AVAILABLE DATA START

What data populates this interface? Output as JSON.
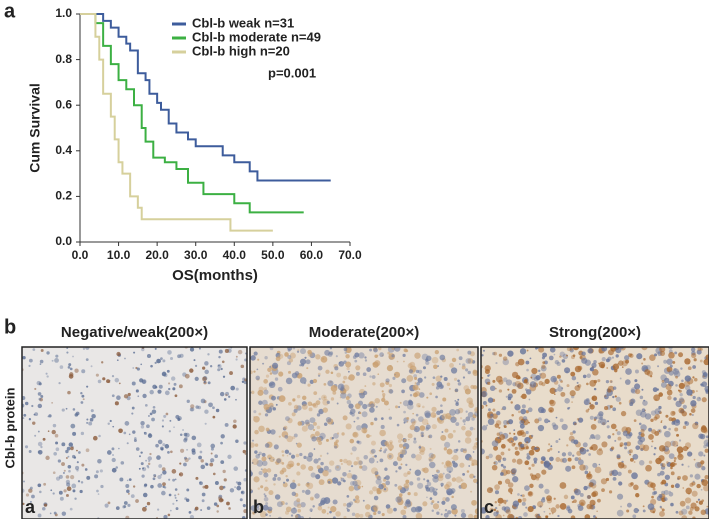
{
  "chart_data": {
    "type": "line",
    "x_label": "OS(months)",
    "y_label": "Cum Survival",
    "annotation": "p=0.001",
    "panel_label": "a",
    "xlim": [
      0,
      70
    ],
    "ylim": [
      0,
      1
    ],
    "xticks": [
      {
        "value": 0,
        "label": "0.0"
      },
      {
        "value": 10,
        "label": "10.0"
      },
      {
        "value": 20,
        "label": "20.0"
      },
      {
        "value": 30,
        "label": "30.0"
      },
      {
        "value": 40,
        "label": "40.0"
      },
      {
        "value": 50,
        "label": "50.0"
      },
      {
        "value": 60,
        "label": "60.0"
      },
      {
        "value": 70,
        "label": "70.0"
      }
    ],
    "yticks": [
      {
        "value": 0,
        "label": "0.0"
      },
      {
        "value": 0.2,
        "label": "0.2"
      },
      {
        "value": 0.4,
        "label": "0.4"
      },
      {
        "value": 0.6,
        "label": "0.6"
      },
      {
        "value": 0.8,
        "label": "0.8"
      },
      {
        "value": 1,
        "label": "1.0"
      }
    ],
    "series": [
      {
        "name": "Cbl-b weak n=31",
        "color": "#3d5c9c",
        "x": [
          0,
          6,
          6,
          8,
          8,
          10,
          10,
          12,
          12,
          13,
          13,
          15,
          15,
          17,
          17,
          18,
          18,
          20,
          20,
          21,
          21,
          23,
          23,
          25,
          25,
          28,
          28,
          30,
          30,
          37,
          37,
          40,
          40,
          44,
          44,
          46,
          46,
          65
        ],
        "values": [
          1,
          1,
          0.97,
          0.97,
          0.94,
          0.94,
          0.9,
          0.9,
          0.87,
          0.87,
          0.84,
          0.84,
          0.74,
          0.74,
          0.71,
          0.71,
          0.65,
          0.65,
          0.61,
          0.61,
          0.58,
          0.58,
          0.52,
          0.52,
          0.48,
          0.48,
          0.45,
          0.45,
          0.42,
          0.42,
          0.38,
          0.38,
          0.35,
          0.35,
          0.31,
          0.31,
          0.27,
          0.27
        ]
      },
      {
        "name": "Cbl-b moderate n=49",
        "color": "#3cb043",
        "x": [
          0,
          4,
          4,
          6,
          6,
          8,
          8,
          10,
          10,
          12,
          12,
          14,
          14,
          16,
          16,
          17,
          17,
          19,
          19,
          22,
          22,
          25,
          25,
          28,
          28,
          32,
          32,
          40,
          40,
          44,
          44,
          58
        ],
        "values": [
          1,
          1,
          0.96,
          0.96,
          0.86,
          0.86,
          0.78,
          0.78,
          0.71,
          0.71,
          0.67,
          0.67,
          0.6,
          0.6,
          0.5,
          0.5,
          0.44,
          0.44,
          0.37,
          0.37,
          0.35,
          0.35,
          0.32,
          0.32,
          0.26,
          0.26,
          0.21,
          0.21,
          0.17,
          0.17,
          0.13,
          0.13
        ]
      },
      {
        "name": "Cbl-b high n=20",
        "color": "#d6d09c",
        "x": [
          0,
          4,
          4,
          5,
          5,
          6,
          6,
          8,
          8,
          9,
          9,
          10,
          10,
          11,
          11,
          13,
          13,
          15,
          15,
          16,
          16,
          39,
          39,
          50
        ],
        "values": [
          1,
          1,
          0.9,
          0.9,
          0.8,
          0.8,
          0.65,
          0.65,
          0.55,
          0.55,
          0.45,
          0.45,
          0.35,
          0.35,
          0.3,
          0.3,
          0.2,
          0.2,
          0.15,
          0.15,
          0.1,
          0.1,
          0.05,
          0.05
        ]
      }
    ]
  },
  "figure": {
    "panel_label": "b",
    "row_label": "Cbl-b protein",
    "images": [
      {
        "title": "Negative/weak(200×)",
        "letter": "a"
      },
      {
        "title": "Moderate(200×)",
        "letter": "b"
      },
      {
        "title": "Strong(200×)",
        "letter": "c"
      }
    ]
  }
}
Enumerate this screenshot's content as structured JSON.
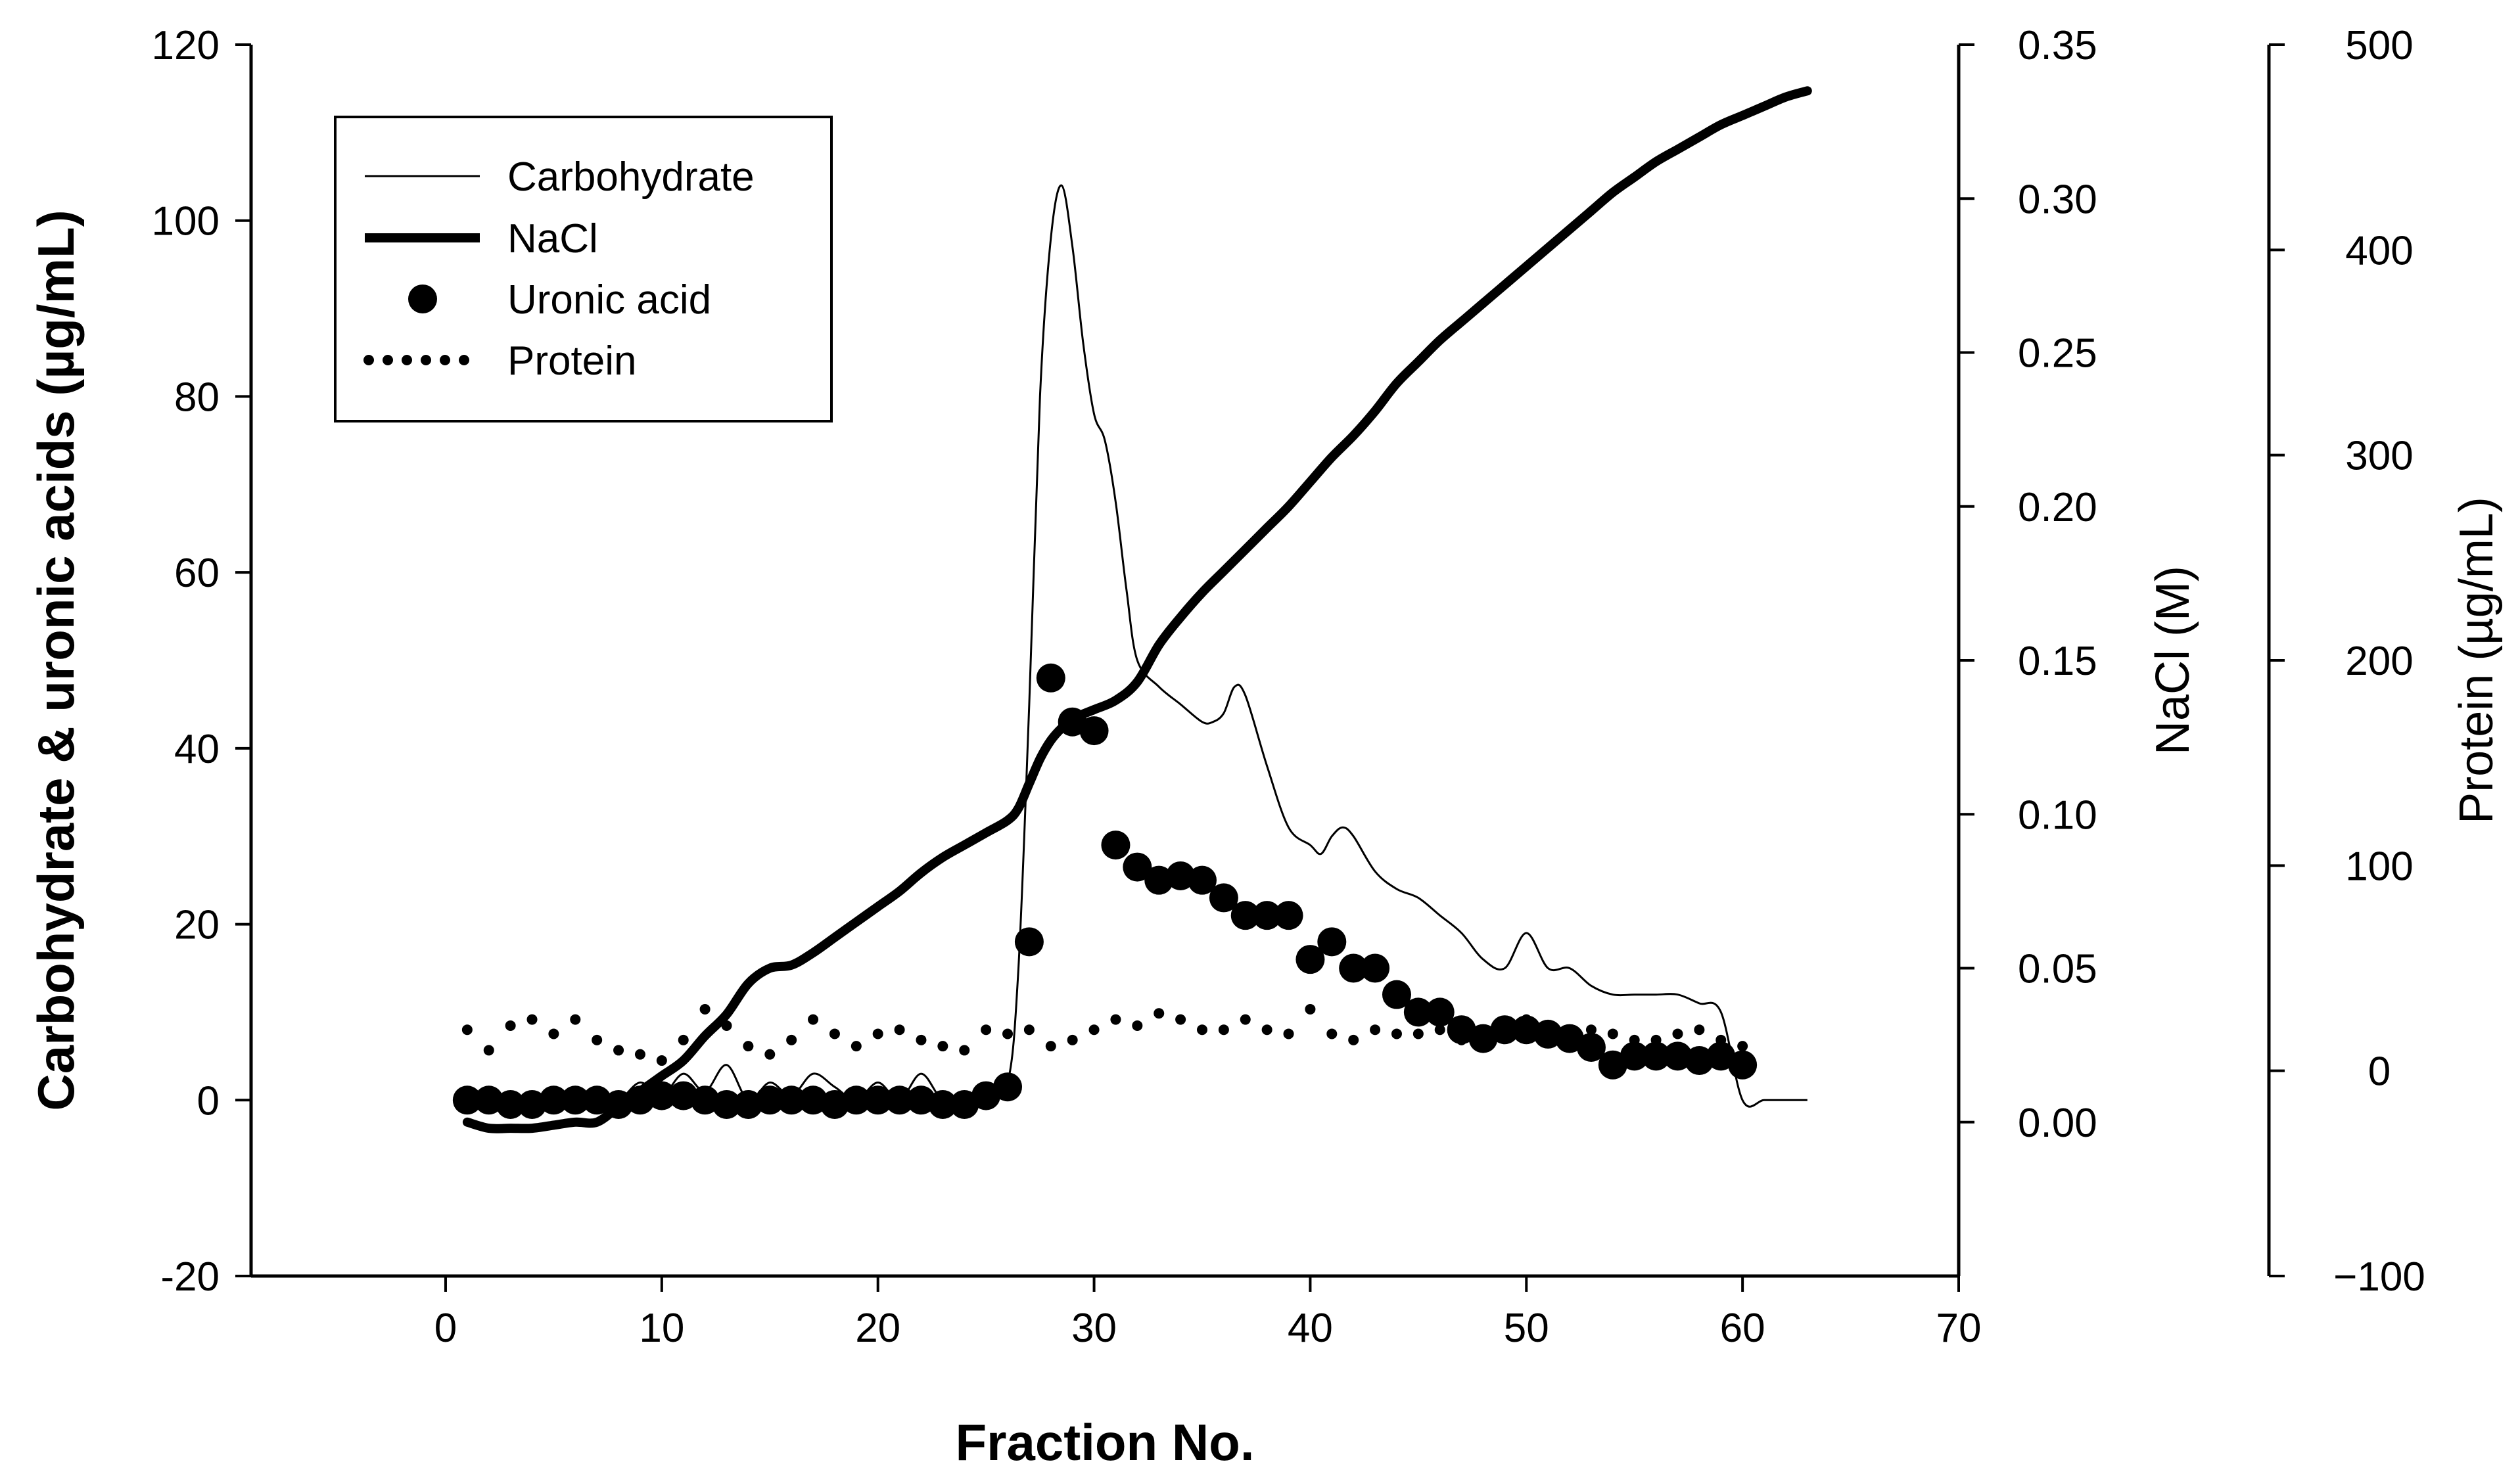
{
  "chart_data": {
    "type": "line",
    "title": "",
    "xlabel": "Fraction No.",
    "ylabel": "Carbohydrate & uronic acids (µg/mL)",
    "y2label": "NaCl (M)",
    "y3label": "Protein (µg/mL)",
    "xlim": [
      -9,
      70
    ],
    "ylim": [
      -20,
      120
    ],
    "y2lim": [
      -0.05,
      0.35
    ],
    "y3lim": [
      -100,
      500
    ],
    "x_ticks": [
      0,
      10,
      20,
      30,
      40,
      50,
      60,
      70
    ],
    "y_ticks": [
      -20,
      0,
      20,
      40,
      60,
      80,
      100,
      120
    ],
    "y2_ticks": [
      "0.00",
      "0.05",
      "0.10",
      "0.15",
      "0.20",
      "0.25",
      "0.30",
      "0.35"
    ],
    "y3_ticks": [
      -100,
      0,
      100,
      200,
      300,
      400,
      500
    ],
    "grid": false,
    "legend_position": "top-left",
    "series": [
      {
        "name": "Carbohydrate",
        "axis": "left",
        "style": "thin-line",
        "x": [
          1,
          2,
          3,
          4,
          5,
          6,
          7,
          8,
          9,
          10,
          11,
          12,
          13,
          14,
          15,
          16,
          17,
          18,
          19,
          20,
          21,
          22,
          23,
          24,
          25,
          26,
          26.5,
          27,
          27.5,
          28,
          28.5,
          29,
          29.5,
          30,
          30.5,
          31,
          31.5,
          32,
          33,
          34,
          35,
          35.5,
          36,
          36.5,
          37,
          38,
          39,
          40,
          40.5,
          41,
          41.5,
          42,
          43,
          44,
          45,
          46,
          47,
          48,
          49,
          50,
          51,
          52,
          53,
          54,
          55,
          56,
          57,
          58,
          59,
          60,
          61,
          62,
          63
        ],
        "values": [
          1,
          0,
          0,
          -0.5,
          0,
          0,
          0.5,
          0,
          2,
          0.5,
          3,
          1,
          4,
          0,
          2,
          0.5,
          3,
          1.5,
          0,
          2,
          0,
          3,
          0,
          0.5,
          1,
          2,
          15,
          45,
          80,
          98,
          104,
          97,
          86,
          78,
          75,
          68,
          58,
          50,
          47,
          45,
          43,
          43,
          44,
          47,
          46,
          38,
          31,
          29,
          28,
          30,
          31,
          30,
          26,
          24,
          23,
          21,
          19,
          16,
          15,
          19,
          15,
          15,
          13,
          12,
          12,
          12,
          12,
          11,
          10,
          0,
          0,
          0,
          0
        ]
      },
      {
        "name": "NaCl",
        "axis": "right-1",
        "style": "thick-line",
        "x": [
          1,
          2,
          3,
          4,
          5,
          6,
          7,
          8,
          9,
          10,
          11,
          12,
          13,
          14,
          15,
          16,
          17,
          18,
          19,
          20,
          21,
          22,
          23,
          24,
          25,
          26,
          26.5,
          27,
          27.5,
          28,
          28.5,
          29,
          30,
          31,
          32,
          33,
          34,
          35,
          36,
          37,
          38,
          39,
          40,
          41,
          42,
          43,
          44,
          45,
          46,
          47,
          48,
          49,
          50,
          51,
          52,
          53,
          54,
          55,
          56,
          57,
          58,
          59,
          60,
          61,
          62,
          63
        ],
        "values": [
          0.0,
          -0.002,
          -0.002,
          -0.002,
          -0.001,
          0.0,
          0.0,
          0.005,
          0.01,
          0.015,
          0.02,
          0.028,
          0.035,
          0.045,
          0.05,
          0.051,
          0.055,
          0.06,
          0.065,
          0.07,
          0.075,
          0.081,
          0.086,
          0.09,
          0.094,
          0.098,
          0.102,
          0.11,
          0.118,
          0.124,
          0.128,
          0.131,
          0.134,
          0.137,
          0.143,
          0.155,
          0.164,
          0.172,
          0.179,
          0.186,
          0.193,
          0.2,
          0.208,
          0.216,
          0.223,
          0.231,
          0.24,
          0.247,
          0.254,
          0.26,
          0.266,
          0.272,
          0.278,
          0.284,
          0.29,
          0.296,
          0.302,
          0.307,
          0.312,
          0.316,
          0.32,
          0.324,
          0.327,
          0.33,
          0.333,
          0.335
        ]
      },
      {
        "name": "Uronic acid",
        "axis": "left",
        "style": "dots",
        "x": [
          1,
          2,
          3,
          4,
          5,
          6,
          7,
          8,
          9,
          10,
          11,
          12,
          13,
          14,
          15,
          16,
          17,
          18,
          19,
          20,
          21,
          22,
          23,
          24,
          25,
          26,
          27,
          28,
          29,
          30,
          31,
          32,
          33,
          34,
          35,
          36,
          37,
          38,
          39,
          40,
          41,
          42,
          43,
          44,
          45,
          46,
          47,
          48,
          49,
          50,
          51,
          52,
          53,
          54,
          55,
          56,
          57,
          58,
          59,
          60
        ],
        "values": [
          0,
          0,
          -0.5,
          -0.5,
          0,
          0,
          0,
          -0.5,
          0,
          0.5,
          0.5,
          0,
          -0.5,
          -0.5,
          0,
          0,
          0,
          -0.5,
          0,
          0,
          0,
          0,
          -0.5,
          -0.5,
          0.5,
          1.5,
          18,
          48,
          43,
          42,
          29,
          26.5,
          25,
          25.5,
          25,
          23,
          21,
          21,
          21,
          16,
          18,
          15,
          15,
          12,
          10,
          10,
          8,
          7,
          8,
          8,
          7.5,
          7,
          6,
          4,
          5,
          5,
          5,
          4.5,
          5,
          4
        ]
      },
      {
        "name": "Protein",
        "axis": "right-2",
        "style": "dotted",
        "x": [
          1,
          2,
          3,
          4,
          5,
          6,
          7,
          8,
          9,
          10,
          11,
          12,
          13,
          14,
          15,
          16,
          17,
          18,
          19,
          20,
          21,
          22,
          23,
          24,
          25,
          26,
          27,
          28,
          29,
          30,
          31,
          32,
          33,
          34,
          35,
          36,
          37,
          38,
          39,
          40,
          41,
          42,
          43,
          44,
          45,
          46,
          47,
          48,
          49,
          50,
          51,
          52,
          53,
          54,
          55,
          56,
          57,
          58,
          59,
          60
        ],
        "values": [
          20,
          10,
          22,
          25,
          18,
          25,
          15,
          10,
          8,
          5,
          15,
          30,
          22,
          12,
          8,
          15,
          25,
          18,
          12,
          18,
          20,
          15,
          12,
          10,
          20,
          18,
          20,
          12,
          15,
          20,
          25,
          22,
          28,
          25,
          20,
          20,
          25,
          20,
          18,
          30,
          18,
          15,
          20,
          18,
          18,
          20,
          15,
          20,
          22,
          25,
          20,
          15,
          20,
          18,
          15,
          15,
          18,
          20,
          15,
          12
        ]
      }
    ]
  }
}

AVAILABLE DATA END

◆ **INSTRUCTIONS TO FOLLOW**: Using the word "title" as the filter, copy each matching line from the material.

◆ **SOLUTION FOR THIS EXERCISE**:
        "title": "Negative/weak(200×)",
        "title": "Moderate(200×)",
        "title": "Strong(200×)",
    "title": "",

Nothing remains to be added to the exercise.